[start of Provided material]

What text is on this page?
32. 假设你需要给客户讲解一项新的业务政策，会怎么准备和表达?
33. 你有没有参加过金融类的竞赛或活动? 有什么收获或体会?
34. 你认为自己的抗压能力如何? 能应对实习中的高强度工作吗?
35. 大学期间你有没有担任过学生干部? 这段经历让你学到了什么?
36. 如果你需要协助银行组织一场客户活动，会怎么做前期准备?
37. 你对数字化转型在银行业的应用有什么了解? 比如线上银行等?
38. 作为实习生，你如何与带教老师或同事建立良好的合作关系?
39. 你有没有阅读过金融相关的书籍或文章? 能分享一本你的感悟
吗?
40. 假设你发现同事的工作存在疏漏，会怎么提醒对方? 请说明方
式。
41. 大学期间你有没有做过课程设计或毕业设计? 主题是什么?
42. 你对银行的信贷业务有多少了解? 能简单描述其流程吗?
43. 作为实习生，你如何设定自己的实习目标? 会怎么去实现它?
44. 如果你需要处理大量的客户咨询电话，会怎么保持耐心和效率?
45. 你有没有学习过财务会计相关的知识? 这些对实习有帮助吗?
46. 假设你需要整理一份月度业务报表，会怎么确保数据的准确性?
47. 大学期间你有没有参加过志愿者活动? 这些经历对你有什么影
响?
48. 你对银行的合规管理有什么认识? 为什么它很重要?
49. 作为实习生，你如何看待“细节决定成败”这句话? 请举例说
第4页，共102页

[end of Provided material]

→ Direction:
Write out every record, exactly as written.

→ Answer below:
What text is on this page?
32. 假设你需要给客户讲解一项新的业务政策，会怎么准备和表达?
33. 你有没有参加过金融类的竞赛或活动? 有什么收获或体会?
34. 你认为自己的抗压能力如何? 能应对实习中的高强度工作吗?
35. 大学期间你有没有担任过学生干部? 这段经历让你学到了什么?
36. 如果你需要协助银行组织一场客户活动，会怎么做前期准备?
37. 你对数字化转型在银行业的应用有什么了解? 比如线上银行等?
38. 作为实习生，你如何与带教老师或同事建立良好的合作关系?
39. 你有没有阅读过金融相关的书籍或文章? 能分享一本你的感悟
吗?
40. 假设你发现同事的工作存在疏漏，会怎么提醒对方? 请说明方
式。
41. 大学期间你有没有做过课程设计或毕业设计? 主题是什么?
42. 你对银行的信贷业务有多少了解? 能简单描述其流程吗?
43. 作为实习生，你如何设定自己的实习目标? 会怎么去实现它?
44. 如果你需要处理大量的客户咨询电话，会怎么保持耐心和效率?
45. 你有没有学习过财务会计相关的知识? 这些对实习有帮助吗?
46. 假设你需要整理一份月度业务报表，会怎么确保数据的准确性?
47. 大学期间你有没有参加过志愿者活动? 这些经历对你有什么影
响?
48. 你对银行的合规管理有什么认识? 为什么它很重要?
49. 作为实习生，你如何看待“细节决定成败”这句话? 请举例说
第4页，共102页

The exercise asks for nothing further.